Task brief: In the entries below, how many lines hold the string "color"? Give only the number.

--- Begin ---

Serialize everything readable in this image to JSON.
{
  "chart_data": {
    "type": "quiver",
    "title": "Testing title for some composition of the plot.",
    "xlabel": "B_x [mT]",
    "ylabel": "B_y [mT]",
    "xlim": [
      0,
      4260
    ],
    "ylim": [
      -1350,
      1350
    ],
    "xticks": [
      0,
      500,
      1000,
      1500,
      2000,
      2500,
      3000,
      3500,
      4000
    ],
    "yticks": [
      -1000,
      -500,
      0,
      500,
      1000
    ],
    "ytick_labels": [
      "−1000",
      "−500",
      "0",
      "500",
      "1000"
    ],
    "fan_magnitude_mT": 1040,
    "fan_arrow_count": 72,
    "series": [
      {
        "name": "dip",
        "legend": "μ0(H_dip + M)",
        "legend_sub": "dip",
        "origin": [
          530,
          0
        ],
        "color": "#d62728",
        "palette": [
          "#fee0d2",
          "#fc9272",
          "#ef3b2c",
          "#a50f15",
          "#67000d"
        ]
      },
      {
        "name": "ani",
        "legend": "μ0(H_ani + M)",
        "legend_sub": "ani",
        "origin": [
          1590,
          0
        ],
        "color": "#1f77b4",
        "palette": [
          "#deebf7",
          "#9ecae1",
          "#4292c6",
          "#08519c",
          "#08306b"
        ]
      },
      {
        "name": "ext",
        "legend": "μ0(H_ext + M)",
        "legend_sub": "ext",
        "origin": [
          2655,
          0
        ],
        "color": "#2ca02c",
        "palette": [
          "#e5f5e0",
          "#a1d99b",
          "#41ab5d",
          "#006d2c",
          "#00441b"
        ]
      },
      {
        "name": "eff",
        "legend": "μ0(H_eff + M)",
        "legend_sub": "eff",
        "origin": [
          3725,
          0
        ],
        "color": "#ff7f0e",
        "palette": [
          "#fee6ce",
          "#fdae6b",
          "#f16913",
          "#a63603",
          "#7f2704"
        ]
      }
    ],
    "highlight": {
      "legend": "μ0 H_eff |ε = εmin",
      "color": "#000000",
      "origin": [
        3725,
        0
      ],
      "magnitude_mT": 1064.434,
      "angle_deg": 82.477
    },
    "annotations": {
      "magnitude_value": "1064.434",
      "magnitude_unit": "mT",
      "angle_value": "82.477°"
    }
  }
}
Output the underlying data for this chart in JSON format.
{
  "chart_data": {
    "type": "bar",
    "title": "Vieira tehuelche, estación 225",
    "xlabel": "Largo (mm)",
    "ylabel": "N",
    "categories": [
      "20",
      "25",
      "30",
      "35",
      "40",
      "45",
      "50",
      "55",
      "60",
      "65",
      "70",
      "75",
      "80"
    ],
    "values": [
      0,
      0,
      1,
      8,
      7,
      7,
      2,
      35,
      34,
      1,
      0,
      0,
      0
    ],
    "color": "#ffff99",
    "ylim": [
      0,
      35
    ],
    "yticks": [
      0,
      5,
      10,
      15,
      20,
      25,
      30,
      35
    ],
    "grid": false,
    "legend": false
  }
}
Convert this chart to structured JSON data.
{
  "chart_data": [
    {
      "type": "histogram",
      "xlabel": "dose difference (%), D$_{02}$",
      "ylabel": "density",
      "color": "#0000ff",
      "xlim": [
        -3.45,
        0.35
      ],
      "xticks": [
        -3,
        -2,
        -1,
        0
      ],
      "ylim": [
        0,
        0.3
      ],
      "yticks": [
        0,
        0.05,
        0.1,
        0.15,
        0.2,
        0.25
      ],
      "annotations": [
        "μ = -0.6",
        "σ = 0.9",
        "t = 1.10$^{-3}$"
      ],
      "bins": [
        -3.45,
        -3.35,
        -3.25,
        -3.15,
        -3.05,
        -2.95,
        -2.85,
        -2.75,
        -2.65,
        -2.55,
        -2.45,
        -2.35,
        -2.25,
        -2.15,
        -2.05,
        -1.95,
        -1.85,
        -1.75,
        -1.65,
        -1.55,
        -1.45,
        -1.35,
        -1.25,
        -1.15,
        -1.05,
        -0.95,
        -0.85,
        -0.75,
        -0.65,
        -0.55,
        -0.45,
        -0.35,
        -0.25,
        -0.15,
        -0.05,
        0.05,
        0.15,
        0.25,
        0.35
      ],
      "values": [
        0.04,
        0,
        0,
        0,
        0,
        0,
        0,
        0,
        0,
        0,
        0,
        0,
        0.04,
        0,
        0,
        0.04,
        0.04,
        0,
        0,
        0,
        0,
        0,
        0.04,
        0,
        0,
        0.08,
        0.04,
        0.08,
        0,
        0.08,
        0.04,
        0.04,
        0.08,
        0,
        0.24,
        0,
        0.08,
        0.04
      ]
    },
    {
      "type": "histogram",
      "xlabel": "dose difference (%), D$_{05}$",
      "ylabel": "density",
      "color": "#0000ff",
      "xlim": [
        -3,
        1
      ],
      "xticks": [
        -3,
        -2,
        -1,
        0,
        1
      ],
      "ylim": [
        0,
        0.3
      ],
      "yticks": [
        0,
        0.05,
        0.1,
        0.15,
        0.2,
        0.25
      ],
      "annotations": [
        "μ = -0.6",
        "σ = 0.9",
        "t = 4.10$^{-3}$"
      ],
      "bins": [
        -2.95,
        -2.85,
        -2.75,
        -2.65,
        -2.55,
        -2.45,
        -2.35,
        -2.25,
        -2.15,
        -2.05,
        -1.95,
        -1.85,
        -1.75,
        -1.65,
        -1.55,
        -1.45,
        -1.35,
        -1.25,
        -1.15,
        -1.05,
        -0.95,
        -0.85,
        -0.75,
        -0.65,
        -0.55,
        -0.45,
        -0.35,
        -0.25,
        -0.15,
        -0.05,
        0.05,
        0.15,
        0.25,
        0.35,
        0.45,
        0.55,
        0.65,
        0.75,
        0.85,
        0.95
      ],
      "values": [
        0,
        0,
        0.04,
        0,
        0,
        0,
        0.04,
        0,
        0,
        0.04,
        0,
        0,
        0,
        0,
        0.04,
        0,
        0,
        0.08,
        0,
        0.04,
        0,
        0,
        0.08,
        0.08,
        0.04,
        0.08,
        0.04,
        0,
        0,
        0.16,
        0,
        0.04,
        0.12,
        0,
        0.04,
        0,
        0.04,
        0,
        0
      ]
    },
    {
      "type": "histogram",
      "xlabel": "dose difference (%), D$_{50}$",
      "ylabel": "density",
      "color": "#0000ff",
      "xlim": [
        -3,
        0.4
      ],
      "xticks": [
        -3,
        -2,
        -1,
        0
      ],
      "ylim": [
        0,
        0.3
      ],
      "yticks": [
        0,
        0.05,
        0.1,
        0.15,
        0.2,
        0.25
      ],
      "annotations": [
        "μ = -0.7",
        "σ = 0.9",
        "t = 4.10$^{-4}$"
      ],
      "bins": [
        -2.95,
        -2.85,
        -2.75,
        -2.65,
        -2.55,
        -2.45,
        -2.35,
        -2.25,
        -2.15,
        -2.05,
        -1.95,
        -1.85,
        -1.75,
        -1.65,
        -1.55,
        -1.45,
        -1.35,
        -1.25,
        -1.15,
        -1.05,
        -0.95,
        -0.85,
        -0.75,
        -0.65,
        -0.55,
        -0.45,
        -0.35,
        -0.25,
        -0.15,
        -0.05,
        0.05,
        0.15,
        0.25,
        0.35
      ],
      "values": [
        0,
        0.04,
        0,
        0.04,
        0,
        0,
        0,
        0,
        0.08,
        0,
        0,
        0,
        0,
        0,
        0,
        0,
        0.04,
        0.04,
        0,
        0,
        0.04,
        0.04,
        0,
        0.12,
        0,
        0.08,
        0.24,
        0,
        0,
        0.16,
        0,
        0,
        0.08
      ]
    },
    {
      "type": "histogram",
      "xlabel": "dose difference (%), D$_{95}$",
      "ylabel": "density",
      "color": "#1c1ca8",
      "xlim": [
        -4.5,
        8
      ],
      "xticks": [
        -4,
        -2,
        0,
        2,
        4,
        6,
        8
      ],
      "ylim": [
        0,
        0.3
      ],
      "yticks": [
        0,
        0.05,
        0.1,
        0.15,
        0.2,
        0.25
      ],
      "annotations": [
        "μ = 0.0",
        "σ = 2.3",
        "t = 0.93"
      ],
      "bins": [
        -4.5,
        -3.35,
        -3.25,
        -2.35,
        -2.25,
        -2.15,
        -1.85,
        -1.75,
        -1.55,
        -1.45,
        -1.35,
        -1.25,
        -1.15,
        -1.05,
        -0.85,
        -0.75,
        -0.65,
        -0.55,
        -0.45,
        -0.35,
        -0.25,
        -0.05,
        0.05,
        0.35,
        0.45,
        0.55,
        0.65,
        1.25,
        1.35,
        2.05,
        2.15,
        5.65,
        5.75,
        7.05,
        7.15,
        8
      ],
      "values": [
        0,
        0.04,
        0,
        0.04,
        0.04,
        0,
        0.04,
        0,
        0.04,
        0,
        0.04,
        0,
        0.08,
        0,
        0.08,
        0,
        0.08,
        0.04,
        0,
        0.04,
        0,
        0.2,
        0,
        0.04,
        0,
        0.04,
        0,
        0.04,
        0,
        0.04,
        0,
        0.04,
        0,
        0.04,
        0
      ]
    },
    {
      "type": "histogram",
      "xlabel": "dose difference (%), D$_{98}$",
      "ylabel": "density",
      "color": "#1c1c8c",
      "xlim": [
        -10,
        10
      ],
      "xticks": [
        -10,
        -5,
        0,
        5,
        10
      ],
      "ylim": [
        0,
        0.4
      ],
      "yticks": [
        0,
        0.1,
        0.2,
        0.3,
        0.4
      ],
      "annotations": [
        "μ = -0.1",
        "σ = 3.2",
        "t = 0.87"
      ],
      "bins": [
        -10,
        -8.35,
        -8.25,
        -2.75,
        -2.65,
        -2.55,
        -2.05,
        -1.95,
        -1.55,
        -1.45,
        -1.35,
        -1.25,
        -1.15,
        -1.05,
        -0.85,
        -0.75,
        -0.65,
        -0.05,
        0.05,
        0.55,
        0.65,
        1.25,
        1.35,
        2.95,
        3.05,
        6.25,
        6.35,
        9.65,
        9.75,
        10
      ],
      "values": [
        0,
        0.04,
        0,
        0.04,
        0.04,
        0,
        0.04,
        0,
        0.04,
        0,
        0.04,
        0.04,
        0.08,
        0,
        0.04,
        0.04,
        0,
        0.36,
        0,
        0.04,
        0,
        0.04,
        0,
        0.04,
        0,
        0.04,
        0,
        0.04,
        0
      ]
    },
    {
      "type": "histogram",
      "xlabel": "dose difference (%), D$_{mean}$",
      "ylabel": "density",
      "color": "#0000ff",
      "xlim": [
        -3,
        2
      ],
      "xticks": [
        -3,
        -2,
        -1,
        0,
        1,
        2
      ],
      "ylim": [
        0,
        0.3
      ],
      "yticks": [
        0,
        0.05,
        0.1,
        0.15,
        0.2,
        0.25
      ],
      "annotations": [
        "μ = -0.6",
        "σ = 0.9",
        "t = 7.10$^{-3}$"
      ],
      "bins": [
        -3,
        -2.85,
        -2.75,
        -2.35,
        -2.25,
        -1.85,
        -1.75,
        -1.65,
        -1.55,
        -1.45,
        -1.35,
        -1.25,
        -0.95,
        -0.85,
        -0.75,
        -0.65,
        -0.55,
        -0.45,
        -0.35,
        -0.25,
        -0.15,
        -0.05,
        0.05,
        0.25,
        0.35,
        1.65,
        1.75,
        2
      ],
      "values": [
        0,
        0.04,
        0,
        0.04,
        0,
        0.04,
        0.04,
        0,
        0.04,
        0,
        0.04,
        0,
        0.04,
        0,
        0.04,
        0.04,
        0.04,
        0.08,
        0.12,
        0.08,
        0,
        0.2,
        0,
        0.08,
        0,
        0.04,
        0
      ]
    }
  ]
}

--- End ---

Problem solution: 12